[Items from a figure collection]

• • •

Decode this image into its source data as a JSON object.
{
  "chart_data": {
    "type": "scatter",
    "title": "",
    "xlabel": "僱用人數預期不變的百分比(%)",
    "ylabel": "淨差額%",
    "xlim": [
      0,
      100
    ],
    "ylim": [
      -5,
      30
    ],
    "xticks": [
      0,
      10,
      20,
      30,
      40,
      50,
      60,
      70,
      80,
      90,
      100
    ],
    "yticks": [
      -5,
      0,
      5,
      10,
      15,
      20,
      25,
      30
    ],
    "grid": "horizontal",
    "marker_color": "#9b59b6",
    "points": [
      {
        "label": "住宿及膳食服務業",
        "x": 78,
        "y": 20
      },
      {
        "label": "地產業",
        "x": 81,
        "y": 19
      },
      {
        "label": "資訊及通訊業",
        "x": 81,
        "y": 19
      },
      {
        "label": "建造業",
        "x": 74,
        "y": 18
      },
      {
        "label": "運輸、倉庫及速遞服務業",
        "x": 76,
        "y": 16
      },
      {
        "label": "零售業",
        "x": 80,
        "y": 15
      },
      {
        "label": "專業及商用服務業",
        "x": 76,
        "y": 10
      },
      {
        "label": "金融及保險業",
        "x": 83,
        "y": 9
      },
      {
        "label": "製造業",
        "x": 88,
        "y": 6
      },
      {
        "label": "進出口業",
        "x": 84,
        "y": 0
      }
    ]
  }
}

• • •

§ **EXERCISE REQUIREMENTS**
Every line of the data above should be reproduced word for word.

§ **SOLUTION BELOW**
Decode this image into its source data as a JSON object.
{
  "chart_data": {
    "type": "scatter",
    "title": "",
    "xlabel": "僱用人數預期不變的百分比(%)",
    "ylabel": "淨差額%",
    "xlim": [
      0,
      100
    ],
    "ylim": [
      -5,
      30
    ],
    "xticks": [
      0,
      10,
      20,
      30,
      40,
      50,
      60,
      70,
      80,
      90,
      100
    ],
    "yticks": [
      -5,
      0,
      5,
      10,
      15,
      20,
      25,
      30
    ],
    "grid": "horizontal",
    "marker_color": "#9b59b6",
    "points": [
      {
        "label": "住宿及膳食服務業",
        "x": 78,
        "y": 20
      },
      {
        "label": "地產業",
        "x": 81,
        "y": 19
      },
      {
        "label": "資訊及通訊業",
        "x": 81,
        "y": 19
      },
      {
        "label": "建造業",
        "x": 74,
        "y": 18
      },
      {
        "label": "運輸、倉庫及速遞服務業",
        "x": 76,
        "y": 16
      },
      {
        "label": "零售業",
        "x": 80,
        "y": 15
      },
      {
        "label": "專業及商用服務業",
        "x": 76,
        "y": 10
      },
      {
        "label": "金融及保險業",
        "x": 83,
        "y": 9
      },
      {
        "label": "製造業",
        "x": 88,
        "y": 6
      },
      {
        "label": "進出口業",
        "x": 84,
        "y": 0
      }
    ]
  }
}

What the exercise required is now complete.